OBJECTIVE :: Repeat each of the following items word for word, exactly as it appears.

═══ AVAILABLE RECORDS ═══

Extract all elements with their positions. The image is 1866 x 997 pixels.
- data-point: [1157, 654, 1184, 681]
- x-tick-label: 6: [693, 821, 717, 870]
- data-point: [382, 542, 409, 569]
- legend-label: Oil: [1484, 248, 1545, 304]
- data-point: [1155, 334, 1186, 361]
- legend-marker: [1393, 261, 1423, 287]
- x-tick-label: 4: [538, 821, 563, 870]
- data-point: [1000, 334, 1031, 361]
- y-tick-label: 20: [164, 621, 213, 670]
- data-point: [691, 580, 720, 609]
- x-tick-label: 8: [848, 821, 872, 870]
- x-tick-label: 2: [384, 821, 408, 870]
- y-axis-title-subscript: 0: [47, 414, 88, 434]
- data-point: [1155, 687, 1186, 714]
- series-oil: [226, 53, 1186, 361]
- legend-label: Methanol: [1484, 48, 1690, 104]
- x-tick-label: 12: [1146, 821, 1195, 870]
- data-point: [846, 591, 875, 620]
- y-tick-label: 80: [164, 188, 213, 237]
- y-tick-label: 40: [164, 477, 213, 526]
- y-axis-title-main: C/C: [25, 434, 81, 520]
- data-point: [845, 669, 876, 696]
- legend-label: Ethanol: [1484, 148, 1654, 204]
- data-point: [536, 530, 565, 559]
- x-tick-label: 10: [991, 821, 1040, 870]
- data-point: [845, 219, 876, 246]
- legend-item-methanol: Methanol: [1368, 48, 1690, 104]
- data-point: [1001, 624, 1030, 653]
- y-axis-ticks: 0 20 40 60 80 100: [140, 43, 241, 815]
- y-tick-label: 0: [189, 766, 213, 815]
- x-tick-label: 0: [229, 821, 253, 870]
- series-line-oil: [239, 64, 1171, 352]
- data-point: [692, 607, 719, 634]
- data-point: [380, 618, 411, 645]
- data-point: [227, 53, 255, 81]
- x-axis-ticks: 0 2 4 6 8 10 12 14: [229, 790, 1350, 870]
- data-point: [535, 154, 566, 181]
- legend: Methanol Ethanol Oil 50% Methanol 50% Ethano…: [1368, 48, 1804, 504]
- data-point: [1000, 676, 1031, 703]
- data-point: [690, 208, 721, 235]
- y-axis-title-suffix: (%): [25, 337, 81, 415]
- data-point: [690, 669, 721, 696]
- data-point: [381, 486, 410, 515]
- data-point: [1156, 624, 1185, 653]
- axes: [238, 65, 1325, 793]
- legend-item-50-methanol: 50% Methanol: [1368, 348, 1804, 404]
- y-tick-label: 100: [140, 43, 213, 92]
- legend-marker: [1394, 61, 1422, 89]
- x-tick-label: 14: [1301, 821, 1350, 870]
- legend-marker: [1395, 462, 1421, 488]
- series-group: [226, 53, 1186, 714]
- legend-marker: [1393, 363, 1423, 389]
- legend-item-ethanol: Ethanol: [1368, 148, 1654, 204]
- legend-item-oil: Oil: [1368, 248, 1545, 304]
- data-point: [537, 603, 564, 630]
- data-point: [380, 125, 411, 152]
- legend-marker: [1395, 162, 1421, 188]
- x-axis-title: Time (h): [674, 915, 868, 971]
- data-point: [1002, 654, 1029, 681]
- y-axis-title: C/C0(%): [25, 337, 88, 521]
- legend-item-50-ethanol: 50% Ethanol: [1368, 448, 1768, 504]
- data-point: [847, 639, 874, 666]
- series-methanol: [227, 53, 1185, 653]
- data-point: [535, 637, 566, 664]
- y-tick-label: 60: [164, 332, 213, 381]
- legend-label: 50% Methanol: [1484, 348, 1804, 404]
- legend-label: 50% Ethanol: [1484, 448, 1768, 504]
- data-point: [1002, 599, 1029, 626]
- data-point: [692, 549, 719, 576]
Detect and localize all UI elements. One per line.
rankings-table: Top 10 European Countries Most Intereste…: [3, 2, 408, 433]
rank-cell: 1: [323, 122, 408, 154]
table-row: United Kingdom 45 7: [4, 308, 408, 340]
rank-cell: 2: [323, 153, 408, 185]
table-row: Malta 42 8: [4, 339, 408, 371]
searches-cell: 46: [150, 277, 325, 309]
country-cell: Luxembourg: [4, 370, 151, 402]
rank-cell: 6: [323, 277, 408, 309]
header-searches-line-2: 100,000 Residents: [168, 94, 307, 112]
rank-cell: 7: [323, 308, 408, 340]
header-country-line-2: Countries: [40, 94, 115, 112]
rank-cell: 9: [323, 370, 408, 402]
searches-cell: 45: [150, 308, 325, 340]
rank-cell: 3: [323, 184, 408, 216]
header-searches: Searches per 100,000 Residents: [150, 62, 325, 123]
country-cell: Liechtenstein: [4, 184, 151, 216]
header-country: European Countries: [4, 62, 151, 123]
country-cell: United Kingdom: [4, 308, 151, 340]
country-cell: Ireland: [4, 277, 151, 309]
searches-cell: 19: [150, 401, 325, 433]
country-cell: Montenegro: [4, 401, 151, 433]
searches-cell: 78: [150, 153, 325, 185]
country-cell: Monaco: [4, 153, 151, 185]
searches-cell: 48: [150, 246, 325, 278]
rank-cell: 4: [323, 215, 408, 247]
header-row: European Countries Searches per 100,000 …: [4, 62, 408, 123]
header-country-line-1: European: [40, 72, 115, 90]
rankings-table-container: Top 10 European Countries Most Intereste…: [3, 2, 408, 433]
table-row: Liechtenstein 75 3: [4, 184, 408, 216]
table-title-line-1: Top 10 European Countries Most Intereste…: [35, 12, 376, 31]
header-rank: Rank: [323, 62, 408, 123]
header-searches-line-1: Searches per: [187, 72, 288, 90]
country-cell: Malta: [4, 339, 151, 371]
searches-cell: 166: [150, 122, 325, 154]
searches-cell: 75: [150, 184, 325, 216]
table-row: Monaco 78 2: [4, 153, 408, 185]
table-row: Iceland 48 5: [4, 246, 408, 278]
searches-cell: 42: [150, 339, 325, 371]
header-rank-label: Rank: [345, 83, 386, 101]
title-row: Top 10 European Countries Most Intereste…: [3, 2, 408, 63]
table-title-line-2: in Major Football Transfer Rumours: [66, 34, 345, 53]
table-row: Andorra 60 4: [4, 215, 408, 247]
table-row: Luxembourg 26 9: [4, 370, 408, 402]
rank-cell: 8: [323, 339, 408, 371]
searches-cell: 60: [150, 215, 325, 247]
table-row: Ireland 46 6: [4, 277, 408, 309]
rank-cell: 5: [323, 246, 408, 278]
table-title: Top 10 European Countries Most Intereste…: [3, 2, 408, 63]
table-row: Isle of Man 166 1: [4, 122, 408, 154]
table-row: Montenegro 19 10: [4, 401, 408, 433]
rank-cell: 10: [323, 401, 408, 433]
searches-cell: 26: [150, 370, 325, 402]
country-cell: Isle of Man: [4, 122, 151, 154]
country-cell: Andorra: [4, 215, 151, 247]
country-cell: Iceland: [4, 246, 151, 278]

═══

ANSWER FOR THIS EXERCISE ::
Extract all elements with their positions. The image is 1866 x 997 pixels.
- data-point: [1157, 654, 1184, 681]
- x-tick-label: 6: [693, 821, 717, 870]
- data-point: [382, 542, 409, 569]
- legend-label: Oil: [1484, 248, 1545, 304]
- data-point: [1155, 334, 1186, 361]
- legend-marker: [1393, 261, 1423, 287]
- x-tick-label: 4: [538, 821, 563, 870]
- data-point: [1000, 334, 1031, 361]
- y-tick-label: 20: [164, 621, 213, 670]
- data-point: [691, 580, 720, 609]
- x-tick-label: 8: [848, 821, 872, 870]
- x-tick-label: 2: [384, 821, 408, 870]
- y-axis-title-subscript: 0: [47, 414, 88, 434]
- data-point: [1155, 687, 1186, 714]
- series-oil: [226, 53, 1186, 361]
- legend-label: Methanol: [1484, 48, 1690, 104]
- x-tick-label: 12: [1146, 821, 1195, 870]
- data-point: [846, 591, 875, 620]
- y-tick-label: 80: [164, 188, 213, 237]
- y-tick-label: 40: [164, 477, 213, 526]
- y-axis-title-main: C/C: [25, 434, 81, 520]
- data-point: [845, 669, 876, 696]
- legend-label: Ethanol: [1484, 148, 1654, 204]
- data-point: [536, 530, 565, 559]
- x-tick-label: 10: [991, 821, 1040, 870]
- data-point: [845, 219, 876, 246]
- legend-item-methanol: Methanol: [1368, 48, 1690, 104]
- data-point: [1001, 624, 1030, 653]
- y-axis-ticks: 0 20 40 60 80 100: [140, 43, 241, 815]
- y-tick-label: 0: [189, 766, 213, 815]
- x-tick-label: 0: [229, 821, 253, 870]
- series-line-oil: [239, 64, 1171, 352]
- data-point: [692, 607, 719, 634]
- data-point: [380, 618, 411, 645]
- data-point: [227, 53, 255, 81]
- x-axis-ticks: 0 2 4 6 8 10 12 14: [229, 790, 1350, 870]
- data-point: [535, 154, 566, 181]
- legend: Methanol Ethanol Oil 50% Methanol 50% Ethano…: [1368, 48, 1804, 504]
- data-point: [1000, 676, 1031, 703]
- data-point: [690, 208, 721, 235]
- y-axis-title-suffix: (%): [25, 337, 81, 415]
- data-point: [690, 669, 721, 696]
- data-point: [381, 486, 410, 515]
- data-point: [1156, 624, 1185, 653]
- axes: [238, 65, 1325, 793]
- legend-item-50-methanol: 50% Methanol: [1368, 348, 1804, 404]
- y-tick-label: 100: [140, 43, 213, 92]
- legend-marker: [1394, 61, 1422, 89]
- x-tick-label: 14: [1301, 821, 1350, 870]
- legend-marker: [1395, 462, 1421, 488]
- series-group: [226, 53, 1186, 714]
- legend-marker: [1393, 363, 1423, 389]
- legend-item-ethanol: Ethanol: [1368, 148, 1654, 204]
- legend-item-oil: Oil: [1368, 248, 1545, 304]
- data-point: [537, 603, 564, 630]
- data-point: [380, 125, 411, 152]
- legend-marker: [1395, 162, 1421, 188]
- x-axis-title: Time (h): [674, 915, 868, 971]
- data-point: [1002, 654, 1029, 681]
- y-axis-title: C/C0(%): [25, 337, 88, 521]
- legend-item-50-ethanol: 50% Ethanol: [1368, 448, 1768, 504]
- data-point: [847, 639, 874, 666]
- series-methanol: [227, 53, 1185, 653]
- data-point: [535, 637, 566, 664]
- y-tick-label: 60: [164, 332, 213, 381]
- legend-label: 50% Methanol: [1484, 348, 1804, 404]
- legend-label: 50% Ethanol: [1484, 448, 1768, 504]
- data-point: [1002, 599, 1029, 626]
- data-point: [692, 549, 719, 576]
Detect and localize all UI elements. One per line.
rankings-table: Top 10 European Countries Most Intereste…: [3, 2, 408, 433]
rank-cell: 1: [323, 122, 408, 154]
table-row: United Kingdom 45 7: [4, 308, 408, 340]
rank-cell: 2: [323, 153, 408, 185]
table-row: Malta 42 8: [4, 339, 408, 371]
searches-cell: 46: [150, 277, 325, 309]
country-cell: Luxembourg: [4, 370, 151, 402]
rank-cell: 6: [323, 277, 408, 309]
header-searches-line-2: 100,000 Residents: [168, 94, 307, 112]
rank-cell: 7: [323, 308, 408, 340]
header-country-line-2: Countries: [40, 94, 115, 112]
rank-cell: 9: [323, 370, 408, 402]
searches-cell: 45: [150, 308, 325, 340]
rank-cell: 3: [323, 184, 408, 216]
header-searches: Searches per 100,000 Residents: [150, 62, 325, 123]
country-cell: Liechtenstein: [4, 184, 151, 216]
header-country: European Countries: [4, 62, 151, 123]
country-cell: United Kingdom: [4, 308, 151, 340]
country-cell: Ireland: [4, 277, 151, 309]
searches-cell: 19: [150, 401, 325, 433]
country-cell: Montenegro: [4, 401, 151, 433]
searches-cell: 78: [150, 153, 325, 185]
country-cell: Monaco: [4, 153, 151, 185]
searches-cell: 48: [150, 246, 325, 278]
rank-cell: 4: [323, 215, 408, 247]
header-row: European Countries Searches per 100,000 …: [4, 62, 408, 123]
header-country-line-1: European: [40, 72, 115, 90]
rankings-table-container: Top 10 European Countries Most Intereste…: [3, 2, 408, 433]
table-row: Liechtenstein 75 3: [4, 184, 408, 216]
table-title-line-1: Top 10 European Countries Most Intereste…: [35, 12, 376, 31]
header-rank: Rank: [323, 62, 408, 123]
header-searches-line-1: Searches per: [187, 72, 288, 90]
country-cell: Malta: [4, 339, 151, 371]
searches-cell: 166: [150, 122, 325, 154]
searches-cell: 75: [150, 184, 325, 216]
table-row: Monaco 78 2: [4, 153, 408, 185]
table-row: Iceland 48 5: [4, 246, 408, 278]
searches-cell: 42: [150, 339, 325, 371]
header-rank-label: Rank: [345, 83, 386, 101]
title-row: Top 10 European Countries Most Intereste…: [3, 2, 408, 63]
table-title-line-2: in Major Football Transfer Rumours: [66, 34, 345, 53]
table-row: Andorra 60 4: [4, 215, 408, 247]
table-row: Luxembourg 26 9: [4, 370, 408, 402]
rank-cell: 8: [323, 339, 408, 371]
searches-cell: 60: [150, 215, 325, 247]
table-row: Ireland 46 6: [4, 277, 408, 309]
rank-cell: 5: [323, 246, 408, 278]
table-title: Top 10 European Countries Most Intereste…: [3, 2, 408, 63]
table-row: Isle of Man 166 1: [4, 122, 408, 154]
table-row: Montenegro 19 10: [4, 401, 408, 433]
rank-cell: 10: [323, 401, 408, 433]
searches-cell: 26: [150, 370, 325, 402]
country-cell: Isle of Man: [4, 122, 151, 154]
country-cell: Andorra: [4, 215, 151, 247]
country-cell: Iceland: [4, 246, 151, 278]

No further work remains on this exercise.